(Data excerpts)
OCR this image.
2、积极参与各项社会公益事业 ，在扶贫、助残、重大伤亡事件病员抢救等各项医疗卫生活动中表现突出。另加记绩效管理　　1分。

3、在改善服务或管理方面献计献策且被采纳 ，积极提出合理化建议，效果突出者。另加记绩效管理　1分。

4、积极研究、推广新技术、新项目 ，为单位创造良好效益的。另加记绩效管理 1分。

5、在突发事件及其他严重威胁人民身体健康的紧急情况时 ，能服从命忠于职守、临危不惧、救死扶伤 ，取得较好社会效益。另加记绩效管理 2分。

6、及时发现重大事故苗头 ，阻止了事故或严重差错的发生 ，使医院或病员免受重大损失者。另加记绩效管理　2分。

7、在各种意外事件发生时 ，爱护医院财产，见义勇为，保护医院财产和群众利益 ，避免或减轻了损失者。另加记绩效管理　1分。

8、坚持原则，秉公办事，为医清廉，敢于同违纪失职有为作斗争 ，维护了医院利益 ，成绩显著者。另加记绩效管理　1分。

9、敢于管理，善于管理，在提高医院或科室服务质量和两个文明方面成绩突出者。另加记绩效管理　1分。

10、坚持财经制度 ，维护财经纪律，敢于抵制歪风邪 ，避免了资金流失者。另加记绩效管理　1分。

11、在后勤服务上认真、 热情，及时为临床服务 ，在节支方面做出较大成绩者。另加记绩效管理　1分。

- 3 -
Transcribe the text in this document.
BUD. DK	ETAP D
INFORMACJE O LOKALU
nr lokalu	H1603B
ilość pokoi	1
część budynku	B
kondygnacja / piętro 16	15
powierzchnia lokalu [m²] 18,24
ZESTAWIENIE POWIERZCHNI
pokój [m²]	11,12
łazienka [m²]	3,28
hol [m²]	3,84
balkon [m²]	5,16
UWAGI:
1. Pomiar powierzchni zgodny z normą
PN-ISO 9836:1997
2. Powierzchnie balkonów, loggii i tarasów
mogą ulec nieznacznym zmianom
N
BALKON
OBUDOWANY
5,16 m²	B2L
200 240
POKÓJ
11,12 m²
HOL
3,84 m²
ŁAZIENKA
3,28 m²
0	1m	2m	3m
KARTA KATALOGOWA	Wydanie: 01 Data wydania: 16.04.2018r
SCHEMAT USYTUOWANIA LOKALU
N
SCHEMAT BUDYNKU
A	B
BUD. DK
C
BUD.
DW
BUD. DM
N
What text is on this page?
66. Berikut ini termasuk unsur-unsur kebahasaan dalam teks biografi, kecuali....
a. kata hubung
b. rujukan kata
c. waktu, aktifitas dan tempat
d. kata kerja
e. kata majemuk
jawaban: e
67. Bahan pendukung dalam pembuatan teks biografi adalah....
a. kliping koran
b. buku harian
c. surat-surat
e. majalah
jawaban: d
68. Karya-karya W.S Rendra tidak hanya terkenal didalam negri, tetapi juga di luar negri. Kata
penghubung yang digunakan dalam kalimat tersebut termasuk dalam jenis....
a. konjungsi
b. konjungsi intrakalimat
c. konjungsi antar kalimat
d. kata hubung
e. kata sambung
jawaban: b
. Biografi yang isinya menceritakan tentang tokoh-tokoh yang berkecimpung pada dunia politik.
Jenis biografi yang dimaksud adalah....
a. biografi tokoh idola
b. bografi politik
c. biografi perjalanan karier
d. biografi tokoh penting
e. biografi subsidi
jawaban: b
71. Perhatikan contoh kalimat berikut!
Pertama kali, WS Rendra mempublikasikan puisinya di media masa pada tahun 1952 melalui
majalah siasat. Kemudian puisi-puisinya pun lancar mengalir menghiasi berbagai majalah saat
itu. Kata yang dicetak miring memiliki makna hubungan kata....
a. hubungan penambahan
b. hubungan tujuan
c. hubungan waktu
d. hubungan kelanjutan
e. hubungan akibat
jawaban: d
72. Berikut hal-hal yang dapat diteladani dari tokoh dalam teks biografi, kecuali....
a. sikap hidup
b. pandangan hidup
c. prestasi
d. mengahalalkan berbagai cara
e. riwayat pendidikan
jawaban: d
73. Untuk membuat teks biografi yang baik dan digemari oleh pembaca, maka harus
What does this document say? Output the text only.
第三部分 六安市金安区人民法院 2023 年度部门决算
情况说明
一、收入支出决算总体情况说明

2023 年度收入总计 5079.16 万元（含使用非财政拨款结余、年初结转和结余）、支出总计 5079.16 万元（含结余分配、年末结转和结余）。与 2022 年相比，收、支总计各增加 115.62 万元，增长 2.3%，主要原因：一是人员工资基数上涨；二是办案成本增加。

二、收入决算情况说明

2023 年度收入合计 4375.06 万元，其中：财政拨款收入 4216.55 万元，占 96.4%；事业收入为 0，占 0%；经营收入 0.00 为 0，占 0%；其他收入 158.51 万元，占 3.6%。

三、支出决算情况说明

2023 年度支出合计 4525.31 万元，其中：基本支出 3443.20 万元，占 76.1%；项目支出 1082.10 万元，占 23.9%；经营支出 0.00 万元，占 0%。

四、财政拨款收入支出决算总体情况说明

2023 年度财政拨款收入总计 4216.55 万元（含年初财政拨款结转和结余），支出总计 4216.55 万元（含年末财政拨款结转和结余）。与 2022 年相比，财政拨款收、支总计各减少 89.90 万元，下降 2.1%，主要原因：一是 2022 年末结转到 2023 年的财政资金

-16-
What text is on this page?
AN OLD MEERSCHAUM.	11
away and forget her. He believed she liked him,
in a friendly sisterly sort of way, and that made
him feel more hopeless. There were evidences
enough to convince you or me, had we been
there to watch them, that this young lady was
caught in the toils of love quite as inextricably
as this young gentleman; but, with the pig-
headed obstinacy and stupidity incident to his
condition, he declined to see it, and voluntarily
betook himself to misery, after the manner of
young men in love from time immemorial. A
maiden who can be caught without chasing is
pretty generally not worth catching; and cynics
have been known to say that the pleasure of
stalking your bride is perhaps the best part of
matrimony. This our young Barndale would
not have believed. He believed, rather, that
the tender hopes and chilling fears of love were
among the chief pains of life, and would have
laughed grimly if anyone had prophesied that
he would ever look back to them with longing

### Task description:
Track down every line with the word "tokoh" and copy it.

### Output:
. Biografi yang isinya menceritakan tentang tokoh-tokoh yang berkecimpung pada dunia politik.
a. biografi tokoh idola
d. biografi tokoh penting
72. Berikut hal-hal yang dapat diteladani dari tokoh dalam teks biografi, kecuali....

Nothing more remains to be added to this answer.